→ Direction
Please transcribe the records precisely; pictures stay out of your copy.

(Extracted data entries)

__________

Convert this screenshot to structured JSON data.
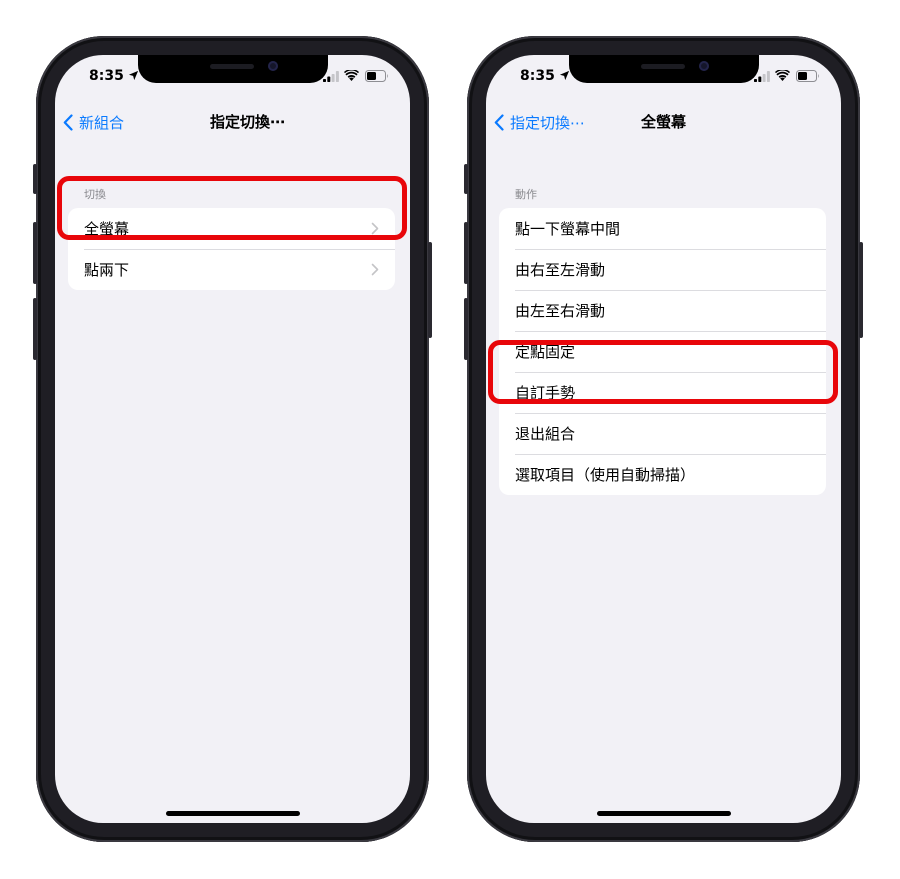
{
  "left_phone": {
    "status_time": "8:35",
    "nav": {
      "back_label": "新組合",
      "title": "指定切換⋯"
    },
    "section_header": "切換",
    "items": [
      {
        "label": "全螢幕",
        "chevron": "chevron-right-icon",
        "highlighted": true
      },
      {
        "label": "點兩下",
        "chevron": "chevron-right-icon",
        "highlighted": false
      }
    ]
  },
  "right_phone": {
    "status_time": "8:35",
    "nav": {
      "back_label": "指定切換⋯",
      "title": "全螢幕"
    },
    "section_header": "動作",
    "items": [
      {
        "label": "點一下螢幕中間"
      },
      {
        "label": "由右至左滑動"
      },
      {
        "label": "由左至右滑動"
      },
      {
        "label": "定點固定"
      },
      {
        "label": "自訂手勢",
        "highlighted": true
      },
      {
        "label": "退出組合"
      },
      {
        "label": "選取項目（使用自動掃描）"
      }
    ]
  },
  "colors": {
    "accent": "#0a7aff",
    "highlight": "#e8060a",
    "background": "#f2f1f6"
  }
}
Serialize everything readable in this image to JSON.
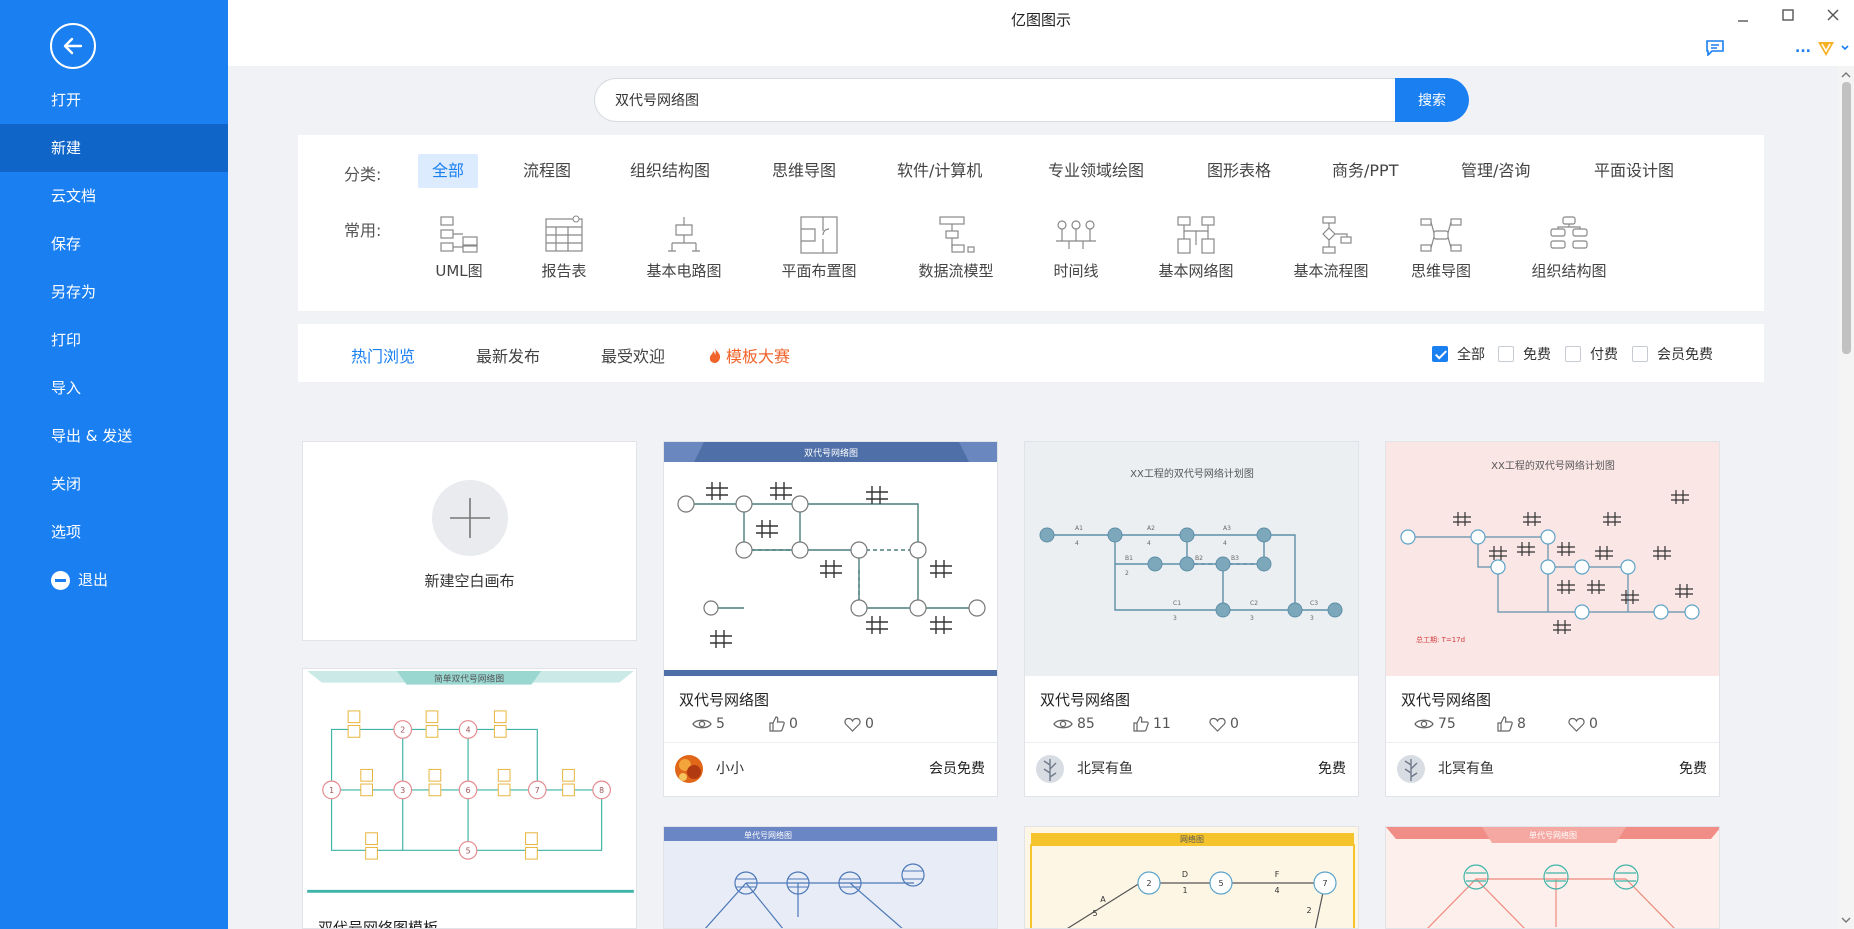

__________

→ Response to this task
Convert this screenshot to structured JSON data.
{
  "left_phone": {
    "status_time": "8:35",
    "nav": {
      "back_label": "新組合",
      "title": "指定切換⋯"
    },
    "section_header": "切換",
    "items": [
      {
        "label": "全螢幕",
        "chevron": "chevron-right-icon",
        "highlighted": true
      },
      {
        "label": "點兩下",
        "chevron": "chevron-right-icon",
        "highlighted": false
      }
    ]
  },
  "right_phone": {
    "status_time": "8:35",
    "nav": {
      "back_label": "指定切換⋯",
      "title": "全螢幕"
    },
    "section_header": "動作",
    "items": [
      {
        "label": "點一下螢幕中間"
      },
      {
        "label": "由右至左滑動"
      },
      {
        "label": "由左至右滑動"
      },
      {
        "label": "定點固定"
      },
      {
        "label": "自訂手勢",
        "highlighted": true
      },
      {
        "label": "退出組合"
      },
      {
        "label": "選取項目（使用自動掃描）"
      }
    ]
  },
  "colors": {
    "accent": "#0a7aff",
    "highlight": "#e8060a",
    "background": "#f2f1f6"
  }
}
Serialize everything readable in this image to JSON.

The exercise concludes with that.